| The request |
Each record below is to be copied word for word, with pictures removed.

| Material for the task |

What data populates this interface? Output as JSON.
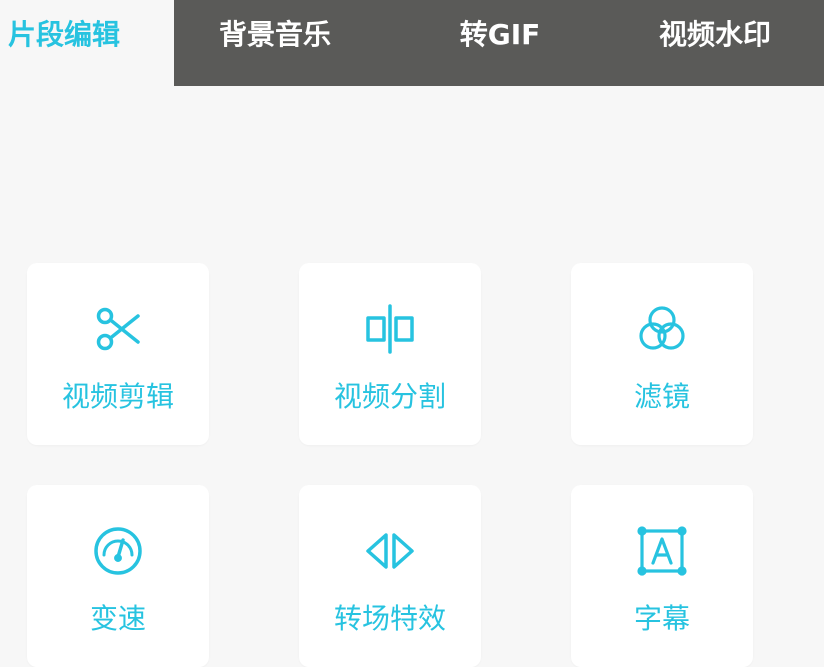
{
  "tabs": [
    {
      "label": "片段编辑",
      "active": true
    },
    {
      "label": "背景音乐",
      "active": false
    },
    {
      "label": "转GIF",
      "active": false
    },
    {
      "label": "视频水印",
      "active": false
    }
  ],
  "tools": [
    {
      "label": "视频剪辑",
      "icon": "scissors-icon"
    },
    {
      "label": "视频分割",
      "icon": "split-icon"
    },
    {
      "label": "滤镜",
      "icon": "filter-circles-icon"
    },
    {
      "label": "变速",
      "icon": "speedometer-icon"
    },
    {
      "label": "转场特效",
      "icon": "transition-arrows-icon"
    },
    {
      "label": "字幕",
      "icon": "text-box-icon"
    }
  ],
  "colors": {
    "accent": "#27c3e0",
    "tabbar": "#5a5a58",
    "background": "#f7f7f7",
    "card": "#ffffff"
  }
}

| The output |
What data populates this interface? Output as JSON.
{
  "tabs": [
    {
      "label": "片段编辑",
      "active": true
    },
    {
      "label": "背景音乐",
      "active": false
    },
    {
      "label": "转GIF",
      "active": false
    },
    {
      "label": "视频水印",
      "active": false
    }
  ],
  "tools": [
    {
      "label": "视频剪辑",
      "icon": "scissors-icon"
    },
    {
      "label": "视频分割",
      "icon": "split-icon"
    },
    {
      "label": "滤镜",
      "icon": "filter-circles-icon"
    },
    {
      "label": "变速",
      "icon": "speedometer-icon"
    },
    {
      "label": "转场特效",
      "icon": "transition-arrows-icon"
    },
    {
      "label": "字幕",
      "icon": "text-box-icon"
    }
  ],
  "colors": {
    "accent": "#27c3e0",
    "tabbar": "#5a5a58",
    "background": "#f7f7f7",
    "card": "#ffffff"
  }
}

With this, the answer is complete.